* [Direction]: Set down every entry word for word. Omit the pictures.

* [Supplied material]:
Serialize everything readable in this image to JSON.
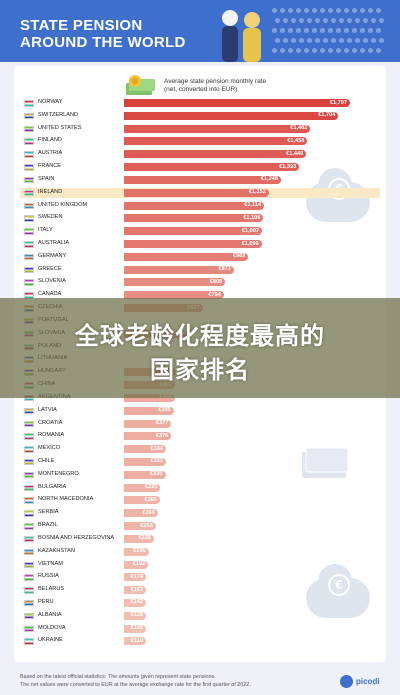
{
  "header": {
    "title_line1": "STATE PENSION",
    "title_line2": "AROUND THE WORLD"
  },
  "subtitle": {
    "line1": "Average state pension monthly rate",
    "line2": "(net, converted into EUR)"
  },
  "overlay": {
    "line1": "全球老龄化程度最高的",
    "line2": "国家排名"
  },
  "footnote": {
    "line1": "Based on the latest official statistics. The amounts given represent state pensions.",
    "line2": "The net values were converted to EUR at the average exchange rate for the first quarter of 2022."
  },
  "brand": {
    "name": "picodi"
  },
  "colors": {
    "header": "#3f6fcc",
    "bar_high": "#d9413c",
    "bar_low": "#f1c0b3",
    "highlight": "#fbe9c6"
  },
  "chart_data": {
    "type": "bar",
    "orientation": "horizontal",
    "categories": [
      "NORWAY",
      "SWITZERLAND",
      "UNITED STATES",
      "FINLAND",
      "AUSTRIA",
      "FRANCE",
      "SPAIN",
      "IRELAND",
      "UNITED KINGDOM",
      "SWEDEN",
      "ITALY",
      "AUSTRALIA",
      "GERMANY",
      "GREECE",
      "SLOVENIA",
      "CANADA",
      "CZECHIA",
      "PORTUGAL",
      "SLOVAKIA",
      "POLAND",
      "LITHUANIA",
      "HUNGARY",
      "CHINA",
      "ARGENTINA",
      "LATVIA",
      "CROATIA",
      "ROMANIA",
      "MEXICO",
      "CHILE",
      "MONTENEGRO",
      "BULGARIA",
      "NORTH MACEDONIA",
      "SERBIA",
      "BRAZIL",
      "BOSNIA AND HERZEGOVINA",
      "KAZAKHSTAN",
      "VIETNAM",
      "RUSSIA",
      "BELARUS",
      "PERU",
      "ALBANIA",
      "MOLDOVA",
      "UKRAINE"
    ],
    "values": [
      1797,
      1704,
      1482,
      1458,
      1449,
      1393,
      1248,
      1152,
      1114,
      1108,
      1097,
      1095,
      989,
      873,
      805,
      794,
      627,
      null,
      512,
      null,
      null,
      413,
      407,
      404,
      395,
      377,
      376,
      334,
      333,
      330,
      290,
      285,
      269,
      253,
      238,
      196,
      192,
      174,
      163,
      142,
      128,
      128,
      110
    ],
    "labels": [
      "€1,797",
      "€1,704",
      "€1,482",
      "€1,458",
      "€1,449",
      "€1,393",
      "€1,248",
      "€1,152",
      "€1,114",
      "€1,108",
      "€1,097",
      "€1,095",
      "€989",
      "€873",
      "€805",
      "€794",
      "€627",
      "",
      "€512",
      "",
      "",
      "€413",
      "€407",
      "€404",
      "€395",
      "€377",
      "€376",
      "€334",
      "€333",
      "€330",
      "€290",
      "€285",
      "€269",
      "€253",
      "€238",
      "€196",
      "€192",
      "€174",
      "€163",
      "€142",
      "€128",
      "€128",
      "€110"
    ],
    "highlighted": [
      "IRELAND"
    ],
    "unit": "EUR"
  }
}
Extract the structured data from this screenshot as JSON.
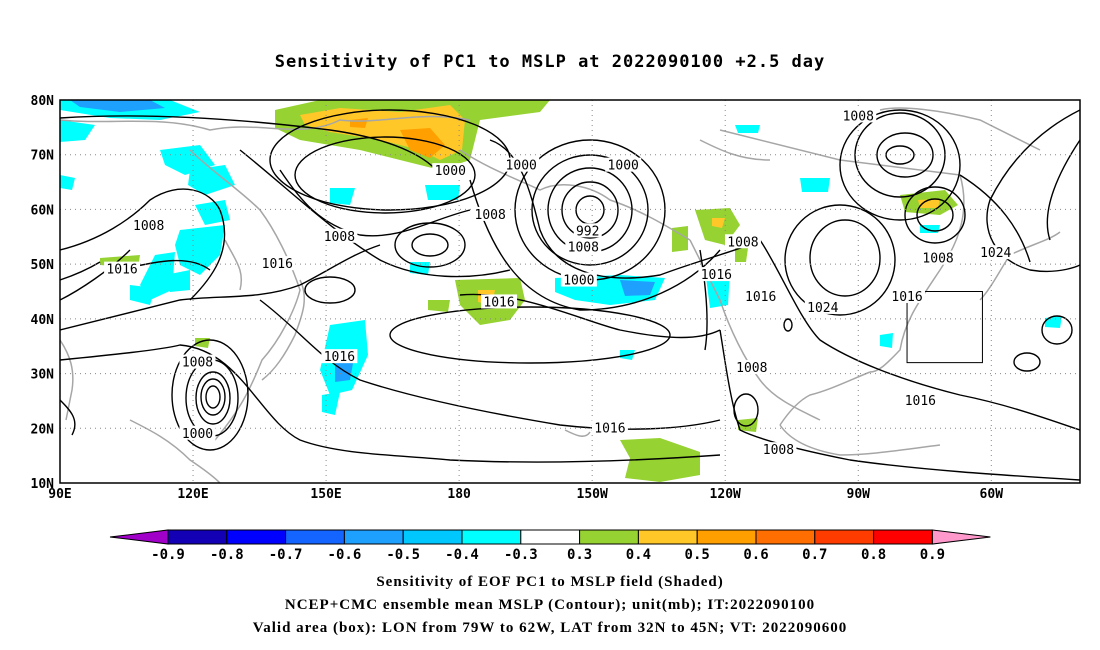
{
  "title": "Sensitivity of PC1 to MSLP at 2022090100 +2.5 day",
  "map": {
    "lat_labels": [
      "80N",
      "70N",
      "60N",
      "50N",
      "40N",
      "30N",
      "20N",
      "10N"
    ],
    "lon_labels": [
      "90E",
      "120E",
      "150E",
      "180",
      "150W",
      "120W",
      "90W",
      "60W"
    ],
    "valid_box": {
      "lon_min": -79,
      "lon_max": -62,
      "lat_min": 32,
      "lat_max": 45
    },
    "contour_labels": [
      {
        "text": "1008",
        "lon": -90,
        "lat": 77
      },
      {
        "text": "1000",
        "lon": 178,
        "lat": 67
      },
      {
        "text": "1000",
        "lon": -166,
        "lat": 68
      },
      {
        "text": "1000",
        "lon": -143,
        "lat": 68
      },
      {
        "text": "1008",
        "lon": -173,
        "lat": 59
      },
      {
        "text": "1008",
        "lon": -152,
        "lat": 53
      },
      {
        "text": "992",
        "lon": -151,
        "lat": 56
      },
      {
        "text": "1008",
        "lon": 110,
        "lat": 57
      },
      {
        "text": "1008",
        "lon": 153,
        "lat": 55
      },
      {
        "text": "1008",
        "lon": -116,
        "lat": 54
      },
      {
        "text": "1008",
        "lon": -72,
        "lat": 51
      },
      {
        "text": "1024",
        "lon": -59,
        "lat": 52
      },
      {
        "text": "1016",
        "lon": 104,
        "lat": 49
      },
      {
        "text": "1016",
        "lon": 139,
        "lat": 50
      },
      {
        "text": "1016",
        "lon": -171,
        "lat": 43
      },
      {
        "text": "1000",
        "lon": -153,
        "lat": 47
      },
      {
        "text": "1016",
        "lon": -122,
        "lat": 48
      },
      {
        "text": "1016",
        "lon": -112,
        "lat": 44
      },
      {
        "text": "1024",
        "lon": -98,
        "lat": 42
      },
      {
        "text": "1016",
        "lon": -79,
        "lat": 44
      },
      {
        "text": "1008",
        "lon": 121,
        "lat": 32
      },
      {
        "text": "1016",
        "lon": 153,
        "lat": 33
      },
      {
        "text": "1008",
        "lon": -114,
        "lat": 31
      },
      {
        "text": "1000",
        "lon": 121,
        "lat": 19
      },
      {
        "text": "1016",
        "lon": -146,
        "lat": 20
      },
      {
        "text": "1016",
        "lon": -76,
        "lat": 25
      },
      {
        "text": "1008",
        "lon": -108,
        "lat": 16
      }
    ]
  },
  "colorbar": {
    "labels": [
      "-0.9",
      "-0.8",
      "-0.7",
      "-0.6",
      "-0.5",
      "-0.4",
      "-0.3",
      "0.3",
      "0.4",
      "0.5",
      "0.6",
      "0.7",
      "0.8",
      "0.9"
    ],
    "colors": [
      "#a000c8",
      "#1400b4",
      "#0000ff",
      "#1464ff",
      "#1ea0ff",
      "#00c8ff",
      "#00ffff",
      "#ffffff",
      "#96d232",
      "#ffc828",
      "#ffa000",
      "#ff6e00",
      "#ff3c00",
      "#ff0000",
      "#ff99cc"
    ]
  },
  "caption": {
    "line1": "Sensitivity of EOF PC1 to MSLP field (Shaded)",
    "line2": "NCEP+CMC ensemble mean MSLP (Contour); unit(mb); IT:2022090100",
    "line3": "Valid area (box): LON from 79W to 62W, LAT from 32N to 45N; VT: 2022090600"
  }
}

* [Correct result]:
Serialize everything readable in this image to JSON.
{
  "header": {
    "title_line1": "STATE PENSION",
    "title_line2": "AROUND THE WORLD"
  },
  "subtitle": {
    "line1": "Average state pension monthly rate",
    "line2": "(net, converted into EUR)"
  },
  "overlay": {
    "line1": "全球老龄化程度最高的",
    "line2": "国家排名"
  },
  "footnote": {
    "line1": "Based on the latest official statistics. The amounts given represent state pensions.",
    "line2": "The net values were converted to EUR at the average exchange rate for the first quarter of 2022."
  },
  "brand": {
    "name": "picodi"
  },
  "colors": {
    "header": "#3f6fcc",
    "bar_high": "#d9413c",
    "bar_low": "#f1c0b3",
    "highlight": "#fbe9c6"
  },
  "chart_data": {
    "type": "bar",
    "orientation": "horizontal",
    "categories": [
      "NORWAY",
      "SWITZERLAND",
      "UNITED STATES",
      "FINLAND",
      "AUSTRIA",
      "FRANCE",
      "SPAIN",
      "IRELAND",
      "UNITED KINGDOM",
      "SWEDEN",
      "ITALY",
      "AUSTRALIA",
      "GERMANY",
      "GREECE",
      "SLOVENIA",
      "CANADA",
      "CZECHIA",
      "PORTUGAL",
      "SLOVAKIA",
      "POLAND",
      "LITHUANIA",
      "HUNGARY",
      "CHINA",
      "ARGENTINA",
      "LATVIA",
      "CROATIA",
      "ROMANIA",
      "MEXICO",
      "CHILE",
      "MONTENEGRO",
      "BULGARIA",
      "NORTH MACEDONIA",
      "SERBIA",
      "BRAZIL",
      "BOSNIA AND HERZEGOVINA",
      "KAZAKHSTAN",
      "VIETNAM",
      "RUSSIA",
      "BELARUS",
      "PERU",
      "ALBANIA",
      "MOLDOVA",
      "UKRAINE"
    ],
    "values": [
      1797,
      1704,
      1482,
      1458,
      1449,
      1393,
      1248,
      1152,
      1114,
      1108,
      1097,
      1095,
      989,
      873,
      805,
      794,
      627,
      null,
      512,
      null,
      null,
      413,
      407,
      404,
      395,
      377,
      376,
      334,
      333,
      330,
      290,
      285,
      269,
      253,
      238,
      196,
      192,
      174,
      163,
      142,
      128,
      128,
      110
    ],
    "labels": [
      "€1,797",
      "€1,704",
      "€1,482",
      "€1,458",
      "€1,449",
      "€1,393",
      "€1,248",
      "€1,152",
      "€1,114",
      "€1,108",
      "€1,097",
      "€1,095",
      "€989",
      "€873",
      "€805",
      "€794",
      "€627",
      "",
      "€512",
      "",
      "",
      "€413",
      "€407",
      "€404",
      "€395",
      "€377",
      "€376",
      "€334",
      "€333",
      "€330",
      "€290",
      "€285",
      "€269",
      "€253",
      "€238",
      "€196",
      "€192",
      "€174",
      "€163",
      "€142",
      "€128",
      "€128",
      "€110"
    ],
    "highlighted": [
      "IRELAND"
    ],
    "unit": "EUR"
  }
}
Extract the structured data from this screenshot as JSON.
{
  "title": "Sensitivity of PC1 to MSLP at 2022090100 +2.5 day",
  "map": {
    "lat_labels": [
      "80N",
      "70N",
      "60N",
      "50N",
      "40N",
      "30N",
      "20N",
      "10N"
    ],
    "lon_labels": [
      "90E",
      "120E",
      "150E",
      "180",
      "150W",
      "120W",
      "90W",
      "60W"
    ],
    "valid_box": {
      "lon_min": -79,
      "lon_max": -62,
      "lat_min": 32,
      "lat_max": 45
    },
    "contour_labels": [
      {
        "text": "1008",
        "lon": -90,
        "lat": 77
      },
      {
        "text": "1000",
        "lon": 178,
        "lat": 67
      },
      {
        "text": "1000",
        "lon": -166,
        "lat": 68
      },
      {
        "text": "1000",
        "lon": -143,
        "lat": 68
      },
      {
        "text": "1008",
        "lon": -173,
        "lat": 59
      },
      {
        "text": "1008",
        "lon": -152,
        "lat": 53
      },
      {
        "text": "992",
        "lon": -151,
        "lat": 56
      },
      {
        "text": "1008",
        "lon": 110,
        "lat": 57
      },
      {
        "text": "1008",
        "lon": 153,
        "lat": 55
      },
      {
        "text": "1008",
        "lon": -116,
        "lat": 54
      },
      {
        "text": "1008",
        "lon": -72,
        "lat": 51
      },
      {
        "text": "1024",
        "lon": -59,
        "lat": 52
      },
      {
        "text": "1016",
        "lon": 104,
        "lat": 49
      },
      {
        "text": "1016",
        "lon": 139,
        "lat": 50
      },
      {
        "text": "1016",
        "lon": -171,
        "lat": 43
      },
      {
        "text": "1000",
        "lon": -153,
        "lat": 47
      },
      {
        "text": "1016",
        "lon": -122,
        "lat": 48
      },
      {
        "text": "1016",
        "lon": -112,
        "lat": 44
      },
      {
        "text": "1024",
        "lon": -98,
        "lat": 42
      },
      {
        "text": "1016",
        "lon": -79,
        "lat": 44
      },
      {
        "text": "1008",
        "lon": 121,
        "lat": 32
      },
      {
        "text": "1016",
        "lon": 153,
        "lat": 33
      },
      {
        "text": "1008",
        "lon": -114,
        "lat": 31
      },
      {
        "text": "1000",
        "lon": 121,
        "lat": 19
      },
      {
        "text": "1016",
        "lon": -146,
        "lat": 20
      },
      {
        "text": "1016",
        "lon": -76,
        "lat": 25
      },
      {
        "text": "1008",
        "lon": -108,
        "lat": 16
      }
    ]
  },
  "colorbar": {
    "labels": [
      "-0.9",
      "-0.8",
      "-0.7",
      "-0.6",
      "-0.5",
      "-0.4",
      "-0.3",
      "0.3",
      "0.4",
      "0.5",
      "0.6",
      "0.7",
      "0.8",
      "0.9"
    ],
    "colors": [
      "#a000c8",
      "#1400b4",
      "#0000ff",
      "#1464ff",
      "#1ea0ff",
      "#00c8ff",
      "#00ffff",
      "#ffffff",
      "#96d232",
      "#ffc828",
      "#ffa000",
      "#ff6e00",
      "#ff3c00",
      "#ff0000",
      "#ff99cc"
    ]
  },
  "caption": {
    "line1": "Sensitivity of EOF PC1 to MSLP field (Shaded)",
    "line2": "NCEP+CMC ensemble mean MSLP (Contour); unit(mb); IT:2022090100",
    "line3": "Valid area (box): LON from 79W to 62W, LAT from 32N to 45N; VT: 2022090600"
  }
}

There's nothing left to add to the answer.